● **SET PROBLEM**
Extract all of the entries and set them down verbatim.

——

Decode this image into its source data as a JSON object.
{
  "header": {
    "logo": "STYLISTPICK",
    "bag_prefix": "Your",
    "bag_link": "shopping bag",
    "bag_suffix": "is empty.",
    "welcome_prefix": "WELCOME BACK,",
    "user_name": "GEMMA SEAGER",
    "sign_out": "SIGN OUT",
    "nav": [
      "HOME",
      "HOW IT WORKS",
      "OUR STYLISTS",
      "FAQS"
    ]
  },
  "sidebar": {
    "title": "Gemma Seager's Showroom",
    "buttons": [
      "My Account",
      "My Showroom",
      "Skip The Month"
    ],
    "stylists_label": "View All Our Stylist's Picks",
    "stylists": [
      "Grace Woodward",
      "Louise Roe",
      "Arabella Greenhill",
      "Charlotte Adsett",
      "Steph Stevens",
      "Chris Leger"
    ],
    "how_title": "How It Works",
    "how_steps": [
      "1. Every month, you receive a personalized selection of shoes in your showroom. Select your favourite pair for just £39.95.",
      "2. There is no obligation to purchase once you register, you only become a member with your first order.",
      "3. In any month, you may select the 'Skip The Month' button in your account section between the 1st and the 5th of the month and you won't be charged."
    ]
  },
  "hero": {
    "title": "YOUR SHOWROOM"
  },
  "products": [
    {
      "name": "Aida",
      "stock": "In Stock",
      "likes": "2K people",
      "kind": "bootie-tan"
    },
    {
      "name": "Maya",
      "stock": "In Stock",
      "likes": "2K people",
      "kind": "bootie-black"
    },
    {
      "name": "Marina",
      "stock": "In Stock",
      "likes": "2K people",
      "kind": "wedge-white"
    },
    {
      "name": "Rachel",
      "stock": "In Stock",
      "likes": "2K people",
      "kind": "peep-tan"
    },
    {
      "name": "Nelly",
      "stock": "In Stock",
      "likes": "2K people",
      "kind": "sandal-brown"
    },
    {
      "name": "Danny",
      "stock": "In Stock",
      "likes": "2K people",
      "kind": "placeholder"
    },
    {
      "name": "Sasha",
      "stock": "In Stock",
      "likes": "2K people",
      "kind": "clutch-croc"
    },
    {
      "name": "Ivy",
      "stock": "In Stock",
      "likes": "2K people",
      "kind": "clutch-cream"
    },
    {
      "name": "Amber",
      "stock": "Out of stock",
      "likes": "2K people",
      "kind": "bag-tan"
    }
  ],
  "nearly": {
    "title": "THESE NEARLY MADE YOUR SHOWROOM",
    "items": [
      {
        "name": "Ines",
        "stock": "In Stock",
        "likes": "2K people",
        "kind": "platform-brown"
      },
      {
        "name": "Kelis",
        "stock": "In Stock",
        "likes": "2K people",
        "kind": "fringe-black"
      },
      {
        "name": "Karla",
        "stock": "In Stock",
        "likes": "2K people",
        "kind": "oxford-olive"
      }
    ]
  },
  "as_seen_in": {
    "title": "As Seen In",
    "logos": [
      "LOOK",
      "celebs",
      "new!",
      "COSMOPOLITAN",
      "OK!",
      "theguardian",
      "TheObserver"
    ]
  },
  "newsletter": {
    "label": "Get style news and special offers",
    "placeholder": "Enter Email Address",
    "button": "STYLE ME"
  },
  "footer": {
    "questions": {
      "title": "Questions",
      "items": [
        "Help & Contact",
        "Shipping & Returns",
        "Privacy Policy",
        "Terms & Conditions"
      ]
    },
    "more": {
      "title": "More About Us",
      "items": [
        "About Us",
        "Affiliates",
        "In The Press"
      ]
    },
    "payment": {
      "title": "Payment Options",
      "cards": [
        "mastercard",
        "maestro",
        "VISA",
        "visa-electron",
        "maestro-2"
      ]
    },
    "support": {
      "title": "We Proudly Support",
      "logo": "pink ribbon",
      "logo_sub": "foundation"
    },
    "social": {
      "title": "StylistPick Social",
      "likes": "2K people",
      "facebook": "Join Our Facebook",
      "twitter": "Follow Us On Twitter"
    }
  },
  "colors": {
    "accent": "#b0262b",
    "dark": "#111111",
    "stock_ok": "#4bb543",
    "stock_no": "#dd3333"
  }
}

——

● **RESPONSE**
Decode this image into its source data as a JSON object.
{
  "header": {
    "logo": "STYLISTPICK",
    "bag_prefix": "Your",
    "bag_link": "shopping bag",
    "bag_suffix": "is empty.",
    "welcome_prefix": "WELCOME BACK,",
    "user_name": "GEMMA SEAGER",
    "sign_out": "SIGN OUT",
    "nav": [
      "HOME",
      "HOW IT WORKS",
      "OUR STYLISTS",
      "FAQS"
    ]
  },
  "sidebar": {
    "title": "Gemma Seager's Showroom",
    "buttons": [
      "My Account",
      "My Showroom",
      "Skip The Month"
    ],
    "stylists_label": "View All Our Stylist's Picks",
    "stylists": [
      "Grace Woodward",
      "Louise Roe",
      "Arabella Greenhill",
      "Charlotte Adsett",
      "Steph Stevens",
      "Chris Leger"
    ],
    "how_title": "How It Works",
    "how_steps": [
      "1. Every month, you receive a personalized selection of shoes in your showroom. Select your favourite pair for just £39.95.",
      "2. There is no obligation to purchase once you register, you only become a member with your first order.",
      "3. In any month, you may select the 'Skip The Month' button in your account section between the 1st and the 5th of the month and you won't be charged."
    ]
  },
  "hero": {
    "title": "YOUR SHOWROOM"
  },
  "products": [
    {
      "name": "Aida",
      "stock": "In Stock",
      "likes": "2K people",
      "kind": "bootie-tan"
    },
    {
      "name": "Maya",
      "stock": "In Stock",
      "likes": "2K people",
      "kind": "bootie-black"
    },
    {
      "name": "Marina",
      "stock": "In Stock",
      "likes": "2K people",
      "kind": "wedge-white"
    },
    {
      "name": "Rachel",
      "stock": "In Stock",
      "likes": "2K people",
      "kind": "peep-tan"
    },
    {
      "name": "Nelly",
      "stock": "In Stock",
      "likes": "2K people",
      "kind": "sandal-brown"
    },
    {
      "name": "Danny",
      "stock": "In Stock",
      "likes": "2K people",
      "kind": "placeholder"
    },
    {
      "name": "Sasha",
      "stock": "In Stock",
      "likes": "2K people",
      "kind": "clutch-croc"
    },
    {
      "name": "Ivy",
      "stock": "In Stock",
      "likes": "2K people",
      "kind": "clutch-cream"
    },
    {
      "name": "Amber",
      "stock": "Out of stock",
      "likes": "2K people",
      "kind": "bag-tan"
    }
  ],
  "nearly": {
    "title": "THESE NEARLY MADE YOUR SHOWROOM",
    "items": [
      {
        "name": "Ines",
        "stock": "In Stock",
        "likes": "2K people",
        "kind": "platform-brown"
      },
      {
        "name": "Kelis",
        "stock": "In Stock",
        "likes": "2K people",
        "kind": "fringe-black"
      },
      {
        "name": "Karla",
        "stock": "In Stock",
        "likes": "2K people",
        "kind": "oxford-olive"
      }
    ]
  },
  "as_seen_in": {
    "title": "As Seen In",
    "logos": [
      "LOOK",
      "celebs",
      "new!",
      "COSMOPOLITAN",
      "OK!",
      "theguardian",
      "TheObserver"
    ]
  },
  "newsletter": {
    "label": "Get style news and special offers",
    "placeholder": "Enter Email Address",
    "button": "STYLE ME"
  },
  "footer": {
    "questions": {
      "title": "Questions",
      "items": [
        "Help & Contact",
        "Shipping & Returns",
        "Privacy Policy",
        "Terms & Conditions"
      ]
    },
    "more": {
      "title": "More About Us",
      "items": [
        "About Us",
        "Affiliates",
        "In The Press"
      ]
    },
    "payment": {
      "title": "Payment Options",
      "cards": [
        "mastercard",
        "maestro",
        "VISA",
        "visa-electron",
        "maestro-2"
      ]
    },
    "support": {
      "title": "We Proudly Support",
      "logo": "pink ribbon",
      "logo_sub": "foundation"
    },
    "social": {
      "title": "StylistPick Social",
      "likes": "2K people",
      "facebook": "Join Our Facebook",
      "twitter": "Follow Us On Twitter"
    }
  },
  "colors": {
    "accent": "#b0262b",
    "dark": "#111111",
    "stock_ok": "#4bb543",
    "stock_no": "#dd3333"
  }
}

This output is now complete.